Data lines =

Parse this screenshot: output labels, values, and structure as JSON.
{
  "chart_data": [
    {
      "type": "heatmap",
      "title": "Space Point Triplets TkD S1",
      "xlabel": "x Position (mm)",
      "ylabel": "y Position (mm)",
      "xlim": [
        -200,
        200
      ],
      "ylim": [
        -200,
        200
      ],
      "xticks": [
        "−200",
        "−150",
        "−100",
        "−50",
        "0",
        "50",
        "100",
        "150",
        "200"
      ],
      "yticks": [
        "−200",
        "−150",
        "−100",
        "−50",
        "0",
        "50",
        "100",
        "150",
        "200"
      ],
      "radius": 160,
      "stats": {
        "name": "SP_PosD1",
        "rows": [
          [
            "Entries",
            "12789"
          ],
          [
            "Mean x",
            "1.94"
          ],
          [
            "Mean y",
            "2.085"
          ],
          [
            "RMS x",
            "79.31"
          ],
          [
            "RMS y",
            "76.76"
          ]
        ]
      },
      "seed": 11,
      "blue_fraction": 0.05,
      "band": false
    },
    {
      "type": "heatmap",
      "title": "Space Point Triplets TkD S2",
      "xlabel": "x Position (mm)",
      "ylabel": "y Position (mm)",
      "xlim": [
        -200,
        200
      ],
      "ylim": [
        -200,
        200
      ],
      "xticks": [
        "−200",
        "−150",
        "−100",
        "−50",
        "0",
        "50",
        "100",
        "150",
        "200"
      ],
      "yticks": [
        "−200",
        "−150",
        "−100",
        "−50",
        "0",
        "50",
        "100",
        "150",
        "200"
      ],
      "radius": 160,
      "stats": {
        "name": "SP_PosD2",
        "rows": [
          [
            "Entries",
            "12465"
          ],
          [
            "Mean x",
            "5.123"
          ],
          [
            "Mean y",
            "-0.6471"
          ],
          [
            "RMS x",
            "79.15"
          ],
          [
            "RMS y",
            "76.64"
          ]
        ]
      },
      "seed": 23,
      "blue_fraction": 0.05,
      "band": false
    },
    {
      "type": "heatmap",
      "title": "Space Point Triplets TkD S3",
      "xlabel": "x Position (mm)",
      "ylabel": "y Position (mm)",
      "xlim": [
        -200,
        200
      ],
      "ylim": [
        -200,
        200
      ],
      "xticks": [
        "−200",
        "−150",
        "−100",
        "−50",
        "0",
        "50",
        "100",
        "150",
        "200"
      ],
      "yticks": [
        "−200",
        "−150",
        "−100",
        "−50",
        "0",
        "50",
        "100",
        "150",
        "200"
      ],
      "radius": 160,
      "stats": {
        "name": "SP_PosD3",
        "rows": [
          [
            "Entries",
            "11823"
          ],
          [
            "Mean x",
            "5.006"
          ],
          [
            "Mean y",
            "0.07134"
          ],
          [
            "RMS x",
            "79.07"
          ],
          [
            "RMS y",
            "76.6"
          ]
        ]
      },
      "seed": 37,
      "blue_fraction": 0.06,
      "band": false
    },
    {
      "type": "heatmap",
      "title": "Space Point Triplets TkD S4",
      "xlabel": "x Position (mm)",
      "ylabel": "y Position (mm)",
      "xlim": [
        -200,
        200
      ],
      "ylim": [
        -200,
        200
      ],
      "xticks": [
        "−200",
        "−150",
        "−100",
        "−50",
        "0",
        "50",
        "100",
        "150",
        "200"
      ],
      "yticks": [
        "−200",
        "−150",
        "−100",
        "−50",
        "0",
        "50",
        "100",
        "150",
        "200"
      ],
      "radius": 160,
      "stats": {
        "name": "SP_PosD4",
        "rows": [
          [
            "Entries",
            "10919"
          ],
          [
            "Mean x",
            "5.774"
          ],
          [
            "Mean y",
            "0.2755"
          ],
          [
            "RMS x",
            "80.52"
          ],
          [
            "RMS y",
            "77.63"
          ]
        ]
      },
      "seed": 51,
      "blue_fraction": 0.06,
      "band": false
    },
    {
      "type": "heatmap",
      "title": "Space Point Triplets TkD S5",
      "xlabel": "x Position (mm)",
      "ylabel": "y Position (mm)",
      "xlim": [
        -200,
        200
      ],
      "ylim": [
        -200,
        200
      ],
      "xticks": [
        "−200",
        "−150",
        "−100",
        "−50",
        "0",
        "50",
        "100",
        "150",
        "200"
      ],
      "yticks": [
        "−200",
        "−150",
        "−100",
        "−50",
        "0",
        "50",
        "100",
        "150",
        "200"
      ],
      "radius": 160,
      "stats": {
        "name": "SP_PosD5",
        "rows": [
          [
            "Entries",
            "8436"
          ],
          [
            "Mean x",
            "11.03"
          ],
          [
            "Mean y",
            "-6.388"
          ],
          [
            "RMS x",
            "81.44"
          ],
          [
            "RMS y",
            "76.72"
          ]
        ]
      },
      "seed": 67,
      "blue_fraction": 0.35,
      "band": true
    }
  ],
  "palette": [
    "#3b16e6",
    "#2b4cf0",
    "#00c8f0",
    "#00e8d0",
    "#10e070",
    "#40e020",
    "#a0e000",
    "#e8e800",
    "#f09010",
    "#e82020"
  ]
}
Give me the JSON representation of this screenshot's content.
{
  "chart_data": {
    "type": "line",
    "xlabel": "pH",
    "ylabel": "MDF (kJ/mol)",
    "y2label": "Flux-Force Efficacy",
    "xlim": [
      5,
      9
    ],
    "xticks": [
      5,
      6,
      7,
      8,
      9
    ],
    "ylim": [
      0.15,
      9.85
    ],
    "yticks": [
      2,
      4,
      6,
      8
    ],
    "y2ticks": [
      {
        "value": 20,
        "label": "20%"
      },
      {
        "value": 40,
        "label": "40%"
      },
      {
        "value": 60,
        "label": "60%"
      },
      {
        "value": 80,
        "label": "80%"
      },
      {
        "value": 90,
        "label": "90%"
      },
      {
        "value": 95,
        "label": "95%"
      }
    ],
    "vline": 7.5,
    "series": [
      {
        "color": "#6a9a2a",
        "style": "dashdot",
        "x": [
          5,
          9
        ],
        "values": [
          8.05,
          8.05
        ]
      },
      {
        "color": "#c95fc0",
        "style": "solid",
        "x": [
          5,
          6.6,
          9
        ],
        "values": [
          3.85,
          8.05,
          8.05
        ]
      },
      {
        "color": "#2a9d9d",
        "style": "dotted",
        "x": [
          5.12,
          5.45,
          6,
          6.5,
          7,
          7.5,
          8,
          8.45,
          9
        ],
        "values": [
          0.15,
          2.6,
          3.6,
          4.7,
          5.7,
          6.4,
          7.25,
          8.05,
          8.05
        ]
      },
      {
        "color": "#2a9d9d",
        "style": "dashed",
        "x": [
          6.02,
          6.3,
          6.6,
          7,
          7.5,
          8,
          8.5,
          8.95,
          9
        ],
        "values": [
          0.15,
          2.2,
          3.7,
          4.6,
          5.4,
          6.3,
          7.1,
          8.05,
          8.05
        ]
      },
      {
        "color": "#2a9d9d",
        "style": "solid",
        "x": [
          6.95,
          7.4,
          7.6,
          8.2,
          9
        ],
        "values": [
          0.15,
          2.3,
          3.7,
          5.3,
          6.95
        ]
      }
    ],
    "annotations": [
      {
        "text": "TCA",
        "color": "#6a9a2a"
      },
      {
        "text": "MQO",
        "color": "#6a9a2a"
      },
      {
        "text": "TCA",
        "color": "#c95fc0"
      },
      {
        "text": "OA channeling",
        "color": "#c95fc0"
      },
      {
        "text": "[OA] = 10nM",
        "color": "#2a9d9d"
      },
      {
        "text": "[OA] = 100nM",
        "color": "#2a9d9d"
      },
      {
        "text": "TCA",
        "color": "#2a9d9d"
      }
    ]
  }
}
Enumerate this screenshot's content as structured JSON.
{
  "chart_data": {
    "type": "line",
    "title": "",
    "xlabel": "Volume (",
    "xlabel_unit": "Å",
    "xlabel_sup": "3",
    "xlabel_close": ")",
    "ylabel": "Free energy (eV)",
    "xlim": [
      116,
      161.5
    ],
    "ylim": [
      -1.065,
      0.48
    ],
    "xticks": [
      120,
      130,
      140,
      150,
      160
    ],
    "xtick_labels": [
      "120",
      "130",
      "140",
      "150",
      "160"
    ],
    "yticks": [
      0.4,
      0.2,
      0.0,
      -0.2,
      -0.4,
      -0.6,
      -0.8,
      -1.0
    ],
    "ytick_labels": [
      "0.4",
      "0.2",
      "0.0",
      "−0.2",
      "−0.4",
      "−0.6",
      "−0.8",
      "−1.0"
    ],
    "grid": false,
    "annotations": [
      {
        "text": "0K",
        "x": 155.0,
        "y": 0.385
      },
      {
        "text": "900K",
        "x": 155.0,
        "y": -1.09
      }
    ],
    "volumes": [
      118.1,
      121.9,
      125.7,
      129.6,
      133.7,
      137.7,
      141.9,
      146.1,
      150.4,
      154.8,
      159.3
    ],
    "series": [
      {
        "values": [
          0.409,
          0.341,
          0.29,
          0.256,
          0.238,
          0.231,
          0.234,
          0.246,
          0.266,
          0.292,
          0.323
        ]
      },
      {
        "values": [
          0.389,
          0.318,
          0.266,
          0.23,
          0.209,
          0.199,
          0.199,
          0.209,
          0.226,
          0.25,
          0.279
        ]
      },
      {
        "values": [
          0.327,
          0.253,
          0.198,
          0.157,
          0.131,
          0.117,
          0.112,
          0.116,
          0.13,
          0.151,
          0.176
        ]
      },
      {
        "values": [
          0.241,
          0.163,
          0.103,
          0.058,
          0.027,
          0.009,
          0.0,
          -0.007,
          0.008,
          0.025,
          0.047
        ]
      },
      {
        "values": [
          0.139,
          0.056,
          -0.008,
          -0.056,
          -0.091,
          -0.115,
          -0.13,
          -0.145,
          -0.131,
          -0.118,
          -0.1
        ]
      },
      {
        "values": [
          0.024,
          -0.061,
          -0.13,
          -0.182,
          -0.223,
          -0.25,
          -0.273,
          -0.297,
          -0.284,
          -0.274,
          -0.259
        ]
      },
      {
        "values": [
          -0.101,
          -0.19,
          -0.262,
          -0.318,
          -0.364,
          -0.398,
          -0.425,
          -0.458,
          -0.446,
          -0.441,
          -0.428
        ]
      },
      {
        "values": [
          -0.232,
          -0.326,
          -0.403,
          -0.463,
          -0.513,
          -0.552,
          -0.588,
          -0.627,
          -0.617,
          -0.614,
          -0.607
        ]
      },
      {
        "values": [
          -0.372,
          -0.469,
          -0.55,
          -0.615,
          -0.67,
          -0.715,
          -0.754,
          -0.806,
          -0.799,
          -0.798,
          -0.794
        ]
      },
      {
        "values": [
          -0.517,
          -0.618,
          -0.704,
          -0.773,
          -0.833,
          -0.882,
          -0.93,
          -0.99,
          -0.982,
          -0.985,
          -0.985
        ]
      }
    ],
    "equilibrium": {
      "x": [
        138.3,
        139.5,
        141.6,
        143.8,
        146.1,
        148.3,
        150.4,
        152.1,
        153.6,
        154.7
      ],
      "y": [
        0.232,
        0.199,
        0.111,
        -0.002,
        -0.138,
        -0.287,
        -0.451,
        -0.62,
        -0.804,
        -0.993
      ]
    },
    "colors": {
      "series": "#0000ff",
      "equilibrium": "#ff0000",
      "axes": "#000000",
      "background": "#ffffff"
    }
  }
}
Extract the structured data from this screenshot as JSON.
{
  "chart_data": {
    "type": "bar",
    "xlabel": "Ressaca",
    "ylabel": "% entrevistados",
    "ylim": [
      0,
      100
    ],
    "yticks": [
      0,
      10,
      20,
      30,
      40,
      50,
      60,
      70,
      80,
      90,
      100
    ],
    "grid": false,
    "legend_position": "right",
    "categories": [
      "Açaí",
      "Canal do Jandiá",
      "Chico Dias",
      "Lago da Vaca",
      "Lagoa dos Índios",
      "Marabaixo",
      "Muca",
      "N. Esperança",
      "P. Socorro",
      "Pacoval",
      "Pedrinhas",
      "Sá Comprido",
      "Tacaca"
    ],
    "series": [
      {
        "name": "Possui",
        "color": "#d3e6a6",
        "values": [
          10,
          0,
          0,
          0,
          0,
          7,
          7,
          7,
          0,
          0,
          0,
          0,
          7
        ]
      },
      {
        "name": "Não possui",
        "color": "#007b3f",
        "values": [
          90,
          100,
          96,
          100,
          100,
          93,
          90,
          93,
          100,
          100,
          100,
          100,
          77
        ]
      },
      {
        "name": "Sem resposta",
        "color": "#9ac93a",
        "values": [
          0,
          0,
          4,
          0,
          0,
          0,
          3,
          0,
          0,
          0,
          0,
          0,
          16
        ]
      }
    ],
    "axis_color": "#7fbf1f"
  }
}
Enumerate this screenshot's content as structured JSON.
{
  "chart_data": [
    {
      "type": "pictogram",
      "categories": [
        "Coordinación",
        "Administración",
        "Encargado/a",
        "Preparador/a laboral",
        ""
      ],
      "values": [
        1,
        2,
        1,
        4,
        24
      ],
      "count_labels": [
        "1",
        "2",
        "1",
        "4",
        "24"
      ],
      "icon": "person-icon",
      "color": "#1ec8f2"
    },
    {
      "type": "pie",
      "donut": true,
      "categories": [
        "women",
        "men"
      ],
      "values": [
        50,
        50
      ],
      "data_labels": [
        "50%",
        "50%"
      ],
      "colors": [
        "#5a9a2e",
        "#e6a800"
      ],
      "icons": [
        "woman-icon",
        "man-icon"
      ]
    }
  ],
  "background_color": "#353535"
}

Goal =
Filter the entries down to the lines with the word "Triplets" in them.

Result of this exercise =
      "title": "Space Point Triplets TkD S1",
      "title": "Space Point Triplets TkD S2",
      "title": "Space Point Triplets TkD S3",
      "title": "Space Point Triplets TkD S4",
      "title": "Space Point Triplets TkD S5",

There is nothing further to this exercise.